═════ Material for the task

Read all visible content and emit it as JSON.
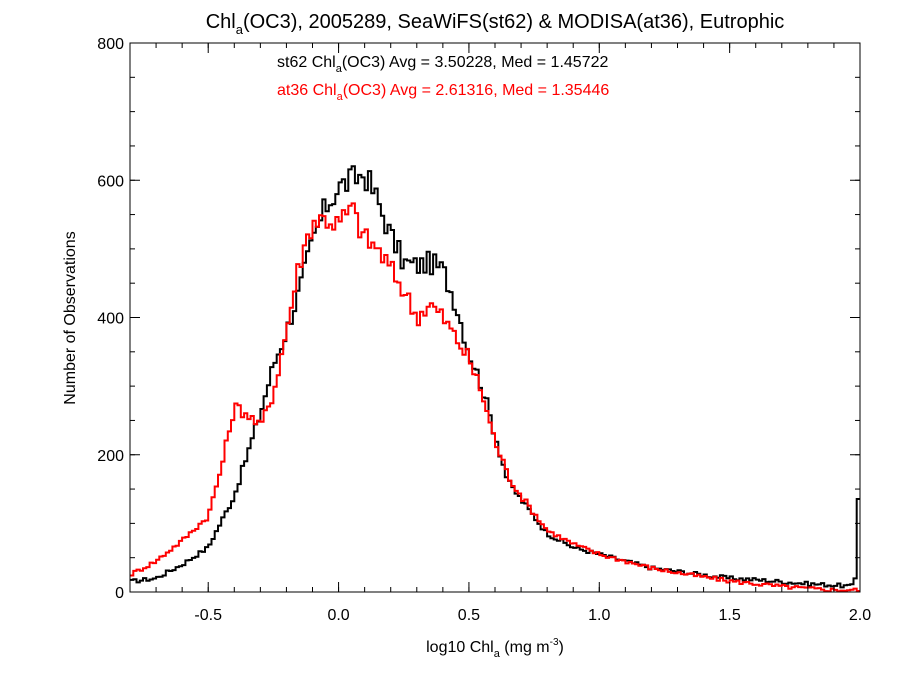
{
  "chart_data": {
    "type": "histogram-step",
    "title_main": "Chl",
    "title_sub": "a",
    "title_rest": "(OC3), 2005289, SeaWiFS(st62) & MODISA(at36), Eutrophic",
    "xlabel_main": "log10 Chl",
    "xlabel_sub": "a",
    "xlabel_units": " (mg m",
    "xlabel_sup": "-3",
    "xlabel_close": ")",
    "ylabel": "Number of Observations",
    "xlim": [
      -0.8,
      2.0
    ],
    "ylim": [
      0,
      800
    ],
    "x_ticks": [
      -0.5,
      0.0,
      0.5,
      1.0,
      1.5,
      2.0
    ],
    "x_tick_labels": [
      "-0.5",
      "0.0",
      "0.5",
      "1.0",
      "1.5",
      "2.0"
    ],
    "y_ticks": [
      0,
      200,
      400,
      600,
      800
    ],
    "y_tick_labels": [
      "0",
      "200",
      "400",
      "600",
      "800"
    ],
    "annotations": [
      {
        "prefix": "st62 Chl",
        "sub": "a",
        "suffix": "(OC3) Avg = 3.50228, Med = 1.45722",
        "color": "#000000"
      },
      {
        "prefix": "at36 Chl",
        "sub": "a",
        "suffix": "(OC3) Avg = 2.61316, Med = 1.35446",
        "color": "#ff0000"
      }
    ],
    "series": [
      {
        "name": "st62",
        "color": "#000000",
        "x": [
          -0.8,
          -0.7,
          -0.6,
          -0.5,
          -0.4,
          -0.3,
          -0.25,
          -0.2,
          -0.15,
          -0.1,
          -0.05,
          0.0,
          0.05,
          0.1,
          0.15,
          0.2,
          0.25,
          0.3,
          0.35,
          0.4,
          0.45,
          0.5,
          0.55,
          0.6,
          0.65,
          0.7,
          0.75,
          0.8,
          0.9,
          1.0,
          1.1,
          1.2,
          1.3,
          1.4,
          1.5,
          1.6,
          1.7,
          1.8,
          1.9,
          1.98,
          1.995,
          2.0
        ],
        "values": [
          15,
          20,
          40,
          65,
          140,
          260,
          330,
          380,
          440,
          510,
          560,
          590,
          600,
          610,
          570,
          520,
          480,
          475,
          480,
          470,
          420,
          350,
          300,
          230,
          160,
          135,
          110,
          85,
          65,
          55,
          45,
          35,
          30,
          25,
          20,
          18,
          15,
          12,
          10,
          8,
          150,
          5
        ]
      },
      {
        "name": "at36",
        "color": "#ff0000",
        "x": [
          -0.8,
          -0.7,
          -0.6,
          -0.5,
          -0.45,
          -0.4,
          -0.35,
          -0.3,
          -0.25,
          -0.2,
          -0.15,
          -0.1,
          -0.05,
          0.0,
          0.05,
          0.1,
          0.15,
          0.2,
          0.25,
          0.3,
          0.35,
          0.4,
          0.45,
          0.5,
          0.55,
          0.6,
          0.65,
          0.7,
          0.75,
          0.8,
          0.9,
          1.0,
          1.1,
          1.2,
          1.3,
          1.4,
          1.5,
          1.6,
          1.7,
          1.8,
          1.9,
          2.0
        ],
        "values": [
          25,
          45,
          75,
          110,
          180,
          270,
          260,
          240,
          290,
          380,
          480,
          540,
          545,
          535,
          560,
          515,
          500,
          470,
          440,
          400,
          420,
          400,
          370,
          340,
          290,
          220,
          170,
          140,
          115,
          90,
          70,
          55,
          45,
          35,
          28,
          22,
          16,
          12,
          8,
          5,
          3,
          3
        ]
      }
    ]
  }
}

══════════

- _Exercise aim_
Every record above must be given again exactly; drop the pictures.

- _Response_
Read all visible content and emit it as JSON.
{
  "chart_data": {
    "type": "histogram-step",
    "title_main": "Chl",
    "title_sub": "a",
    "title_rest": "(OC3), 2005289, SeaWiFS(st62) & MODISA(at36), Eutrophic",
    "xlabel_main": "log10 Chl",
    "xlabel_sub": "a",
    "xlabel_units": " (mg m",
    "xlabel_sup": "-3",
    "xlabel_close": ")",
    "ylabel": "Number of Observations",
    "xlim": [
      -0.8,
      2.0
    ],
    "ylim": [
      0,
      800
    ],
    "x_ticks": [
      -0.5,
      0.0,
      0.5,
      1.0,
      1.5,
      2.0
    ],
    "x_tick_labels": [
      "-0.5",
      "0.0",
      "0.5",
      "1.0",
      "1.5",
      "2.0"
    ],
    "y_ticks": [
      0,
      200,
      400,
      600,
      800
    ],
    "y_tick_labels": [
      "0",
      "200",
      "400",
      "600",
      "800"
    ],
    "annotations": [
      {
        "prefix": "st62 Chl",
        "sub": "a",
        "suffix": "(OC3) Avg = 3.50228, Med = 1.45722",
        "color": "#000000"
      },
      {
        "prefix": "at36 Chl",
        "sub": "a",
        "suffix": "(OC3) Avg = 2.61316, Med = 1.35446",
        "color": "#ff0000"
      }
    ],
    "series": [
      {
        "name": "st62",
        "color": "#000000",
        "x": [
          -0.8,
          -0.7,
          -0.6,
          -0.5,
          -0.4,
          -0.3,
          -0.25,
          -0.2,
          -0.15,
          -0.1,
          -0.05,
          0.0,
          0.05,
          0.1,
          0.15,
          0.2,
          0.25,
          0.3,
          0.35,
          0.4,
          0.45,
          0.5,
          0.55,
          0.6,
          0.65,
          0.7,
          0.75,
          0.8,
          0.9,
          1.0,
          1.1,
          1.2,
          1.3,
          1.4,
          1.5,
          1.6,
          1.7,
          1.8,
          1.9,
          1.98,
          1.995,
          2.0
        ],
        "values": [
          15,
          20,
          40,
          65,
          140,
          260,
          330,
          380,
          440,
          510,
          560,
          590,
          600,
          610,
          570,
          520,
          480,
          475,
          480,
          470,
          420,
          350,
          300,
          230,
          160,
          135,
          110,
          85,
          65,
          55,
          45,
          35,
          30,
          25,
          20,
          18,
          15,
          12,
          10,
          8,
          150,
          5
        ]
      },
      {
        "name": "at36",
        "color": "#ff0000",
        "x": [
          -0.8,
          -0.7,
          -0.6,
          -0.5,
          -0.45,
          -0.4,
          -0.35,
          -0.3,
          -0.25,
          -0.2,
          -0.15,
          -0.1,
          -0.05,
          0.0,
          0.05,
          0.1,
          0.15,
          0.2,
          0.25,
          0.3,
          0.35,
          0.4,
          0.45,
          0.5,
          0.55,
          0.6,
          0.65,
          0.7,
          0.75,
          0.8,
          0.9,
          1.0,
          1.1,
          1.2,
          1.3,
          1.4,
          1.5,
          1.6,
          1.7,
          1.8,
          1.9,
          2.0
        ],
        "values": [
          25,
          45,
          75,
          110,
          180,
          270,
          260,
          240,
          290,
          380,
          480,
          540,
          545,
          535,
          560,
          515,
          500,
          470,
          440,
          400,
          420,
          400,
          370,
          340,
          290,
          220,
          170,
          140,
          115,
          90,
          70,
          55,
          45,
          35,
          28,
          22,
          16,
          12,
          8,
          5,
          3,
          3
        ]
      }
    ]
  }
}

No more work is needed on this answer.